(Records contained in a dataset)

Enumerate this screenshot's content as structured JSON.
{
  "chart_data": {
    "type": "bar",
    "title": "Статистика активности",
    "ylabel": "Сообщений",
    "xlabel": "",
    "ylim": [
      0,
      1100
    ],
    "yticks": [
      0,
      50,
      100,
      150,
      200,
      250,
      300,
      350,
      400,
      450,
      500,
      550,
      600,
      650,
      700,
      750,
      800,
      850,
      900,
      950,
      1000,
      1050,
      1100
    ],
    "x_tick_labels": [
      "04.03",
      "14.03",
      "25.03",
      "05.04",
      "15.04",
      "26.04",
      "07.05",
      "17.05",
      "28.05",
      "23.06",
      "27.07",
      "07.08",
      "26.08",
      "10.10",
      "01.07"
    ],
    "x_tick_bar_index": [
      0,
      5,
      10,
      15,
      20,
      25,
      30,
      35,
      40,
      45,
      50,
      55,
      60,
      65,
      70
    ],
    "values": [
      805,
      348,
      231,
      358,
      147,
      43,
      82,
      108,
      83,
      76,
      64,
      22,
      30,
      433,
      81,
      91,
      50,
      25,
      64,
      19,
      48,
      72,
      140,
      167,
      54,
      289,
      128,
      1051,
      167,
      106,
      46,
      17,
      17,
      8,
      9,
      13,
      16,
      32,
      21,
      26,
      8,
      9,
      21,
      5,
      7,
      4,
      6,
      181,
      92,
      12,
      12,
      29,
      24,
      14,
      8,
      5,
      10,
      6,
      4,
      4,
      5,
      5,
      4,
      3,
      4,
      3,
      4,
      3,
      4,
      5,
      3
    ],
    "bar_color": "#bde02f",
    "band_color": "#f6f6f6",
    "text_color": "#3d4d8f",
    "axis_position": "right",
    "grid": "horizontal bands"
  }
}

* * *

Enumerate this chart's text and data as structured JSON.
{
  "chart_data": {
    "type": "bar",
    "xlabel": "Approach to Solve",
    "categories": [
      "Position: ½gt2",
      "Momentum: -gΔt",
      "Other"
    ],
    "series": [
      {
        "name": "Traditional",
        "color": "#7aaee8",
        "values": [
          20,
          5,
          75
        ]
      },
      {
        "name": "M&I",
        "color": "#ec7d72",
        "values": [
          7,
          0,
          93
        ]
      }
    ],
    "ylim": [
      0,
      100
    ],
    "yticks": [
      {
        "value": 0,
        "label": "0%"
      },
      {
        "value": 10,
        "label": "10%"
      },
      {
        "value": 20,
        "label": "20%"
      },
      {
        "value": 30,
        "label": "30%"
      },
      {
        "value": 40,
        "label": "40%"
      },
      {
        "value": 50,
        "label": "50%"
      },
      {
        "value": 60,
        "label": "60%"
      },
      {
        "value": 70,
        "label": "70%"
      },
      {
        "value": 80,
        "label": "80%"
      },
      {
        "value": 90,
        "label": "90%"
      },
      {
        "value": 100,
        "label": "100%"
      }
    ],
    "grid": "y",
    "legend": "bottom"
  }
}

* * *

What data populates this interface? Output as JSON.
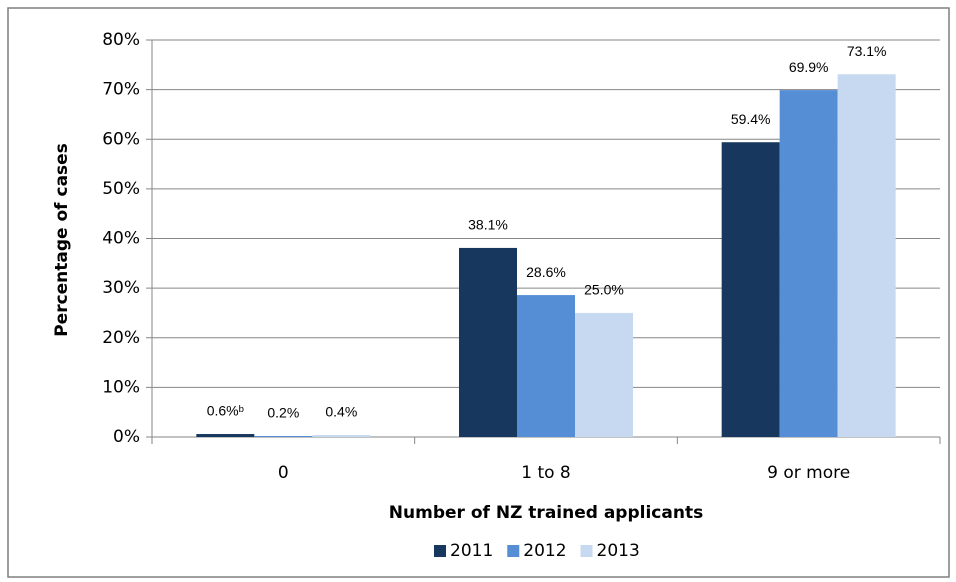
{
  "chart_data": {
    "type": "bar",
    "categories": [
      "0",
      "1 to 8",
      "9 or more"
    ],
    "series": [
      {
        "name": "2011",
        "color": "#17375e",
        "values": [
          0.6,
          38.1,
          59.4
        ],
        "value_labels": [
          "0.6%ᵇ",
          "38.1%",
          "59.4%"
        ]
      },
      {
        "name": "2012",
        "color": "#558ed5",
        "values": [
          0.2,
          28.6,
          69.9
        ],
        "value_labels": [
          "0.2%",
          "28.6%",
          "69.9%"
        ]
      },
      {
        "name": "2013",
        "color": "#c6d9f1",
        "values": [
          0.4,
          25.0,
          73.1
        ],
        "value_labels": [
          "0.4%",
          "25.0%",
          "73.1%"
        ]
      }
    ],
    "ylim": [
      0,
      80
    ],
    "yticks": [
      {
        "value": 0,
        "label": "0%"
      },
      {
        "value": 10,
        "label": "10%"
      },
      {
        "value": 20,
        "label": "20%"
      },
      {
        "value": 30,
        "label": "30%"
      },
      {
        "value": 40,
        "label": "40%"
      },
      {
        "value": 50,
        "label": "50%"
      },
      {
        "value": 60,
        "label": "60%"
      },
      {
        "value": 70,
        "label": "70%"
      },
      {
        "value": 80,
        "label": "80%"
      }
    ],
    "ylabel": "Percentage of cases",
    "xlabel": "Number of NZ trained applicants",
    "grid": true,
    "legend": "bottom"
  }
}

**What to work on:** Search the entries for the string "Enumerate" and collect each line that has it.

**Response to this exercise:**
Enumerate this screenshot's content as structured JSON.
Enumerate this chart's text and data as structured JSON.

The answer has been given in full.